# Start of Material

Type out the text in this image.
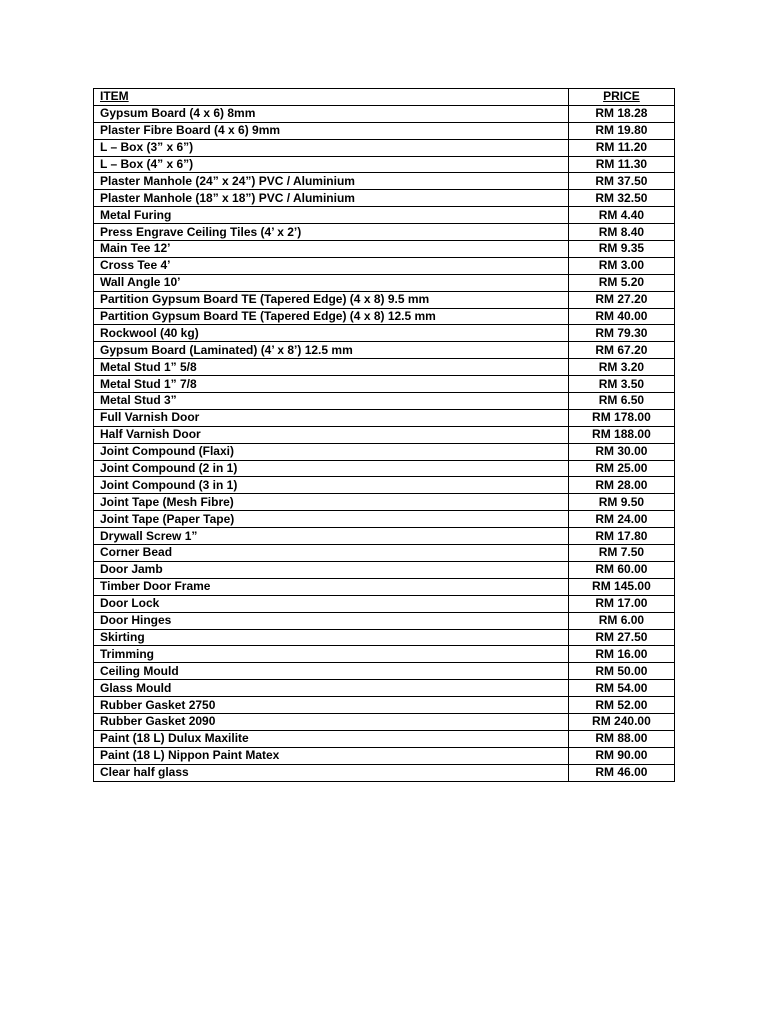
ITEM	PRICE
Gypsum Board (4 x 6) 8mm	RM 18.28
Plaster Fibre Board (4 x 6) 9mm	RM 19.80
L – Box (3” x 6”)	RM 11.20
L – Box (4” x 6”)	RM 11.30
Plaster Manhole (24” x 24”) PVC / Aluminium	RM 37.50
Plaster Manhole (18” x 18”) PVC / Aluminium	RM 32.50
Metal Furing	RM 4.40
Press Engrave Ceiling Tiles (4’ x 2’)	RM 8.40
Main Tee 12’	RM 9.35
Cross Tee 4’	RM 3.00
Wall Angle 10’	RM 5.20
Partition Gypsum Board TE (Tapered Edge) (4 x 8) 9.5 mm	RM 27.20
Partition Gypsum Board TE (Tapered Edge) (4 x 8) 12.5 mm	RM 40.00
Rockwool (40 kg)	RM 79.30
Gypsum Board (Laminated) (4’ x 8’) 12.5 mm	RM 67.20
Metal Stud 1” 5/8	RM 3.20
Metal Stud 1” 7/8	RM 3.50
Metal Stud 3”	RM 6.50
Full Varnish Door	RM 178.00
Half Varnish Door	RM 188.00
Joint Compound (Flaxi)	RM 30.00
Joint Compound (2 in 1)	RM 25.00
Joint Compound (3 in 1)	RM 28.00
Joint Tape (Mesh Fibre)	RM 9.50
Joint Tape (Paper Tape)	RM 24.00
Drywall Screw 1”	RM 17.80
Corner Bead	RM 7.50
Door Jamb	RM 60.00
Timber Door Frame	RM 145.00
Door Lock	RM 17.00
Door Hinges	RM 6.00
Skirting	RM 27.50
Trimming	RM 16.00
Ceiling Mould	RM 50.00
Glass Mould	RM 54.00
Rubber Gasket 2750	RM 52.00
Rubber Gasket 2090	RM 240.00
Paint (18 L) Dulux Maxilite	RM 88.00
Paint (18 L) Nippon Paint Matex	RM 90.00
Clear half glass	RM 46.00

# End of Material

(What is asked) Quote the data above in full and without alteration; skip the pictures.

(Written response)
Type out the text in this image.
ITEM	PRICE
Gypsum Board (4 x 6) 8mm	RM 18.28
Plaster Fibre Board (4 x 6) 9mm	RM 19.80
L – Box (3” x 6”)	RM 11.20
L – Box (4” x 6”)	RM 11.30
Plaster Manhole (24” x 24”) PVC / Aluminium	RM 37.50
Plaster Manhole (18” x 18”) PVC / Aluminium	RM 32.50
Metal Furing	RM 4.40
Press Engrave Ceiling Tiles (4’ x 2’)	RM 8.40
Main Tee 12’	RM 9.35
Cross Tee 4’	RM 3.00
Wall Angle 10’	RM 5.20
Partition Gypsum Board TE (Tapered Edge) (4 x 8) 9.5 mm	RM 27.20
Partition Gypsum Board TE (Tapered Edge) (4 x 8) 12.5 mm	RM 40.00
Rockwool (40 kg)	RM 79.30
Gypsum Board (Laminated) (4’ x 8’) 12.5 mm	RM 67.20
Metal Stud 1” 5/8	RM 3.20
Metal Stud 1” 7/8	RM 3.50
Metal Stud 3”	RM 6.50
Full Varnish Door	RM 178.00
Half Varnish Door	RM 188.00
Joint Compound (Flaxi)	RM 30.00
Joint Compound (2 in 1)	RM 25.00
Joint Compound (3 in 1)	RM 28.00
Joint Tape (Mesh Fibre)	RM 9.50
Joint Tape (Paper Tape)	RM 24.00
Drywall Screw 1”	RM 17.80
Corner Bead	RM 7.50
Door Jamb	RM 60.00
Timber Door Frame	RM 145.00
Door Lock	RM 17.00
Door Hinges	RM 6.00
Skirting	RM 27.50
Trimming	RM 16.00
Ceiling Mould	RM 50.00
Glass Mould	RM 54.00
Rubber Gasket 2750	RM 52.00
Rubber Gasket 2090	RM 240.00
Paint (18 L) Dulux Maxilite	RM 88.00
Paint (18 L) Nippon Paint Matex	RM 90.00
Clear half glass	RM 46.00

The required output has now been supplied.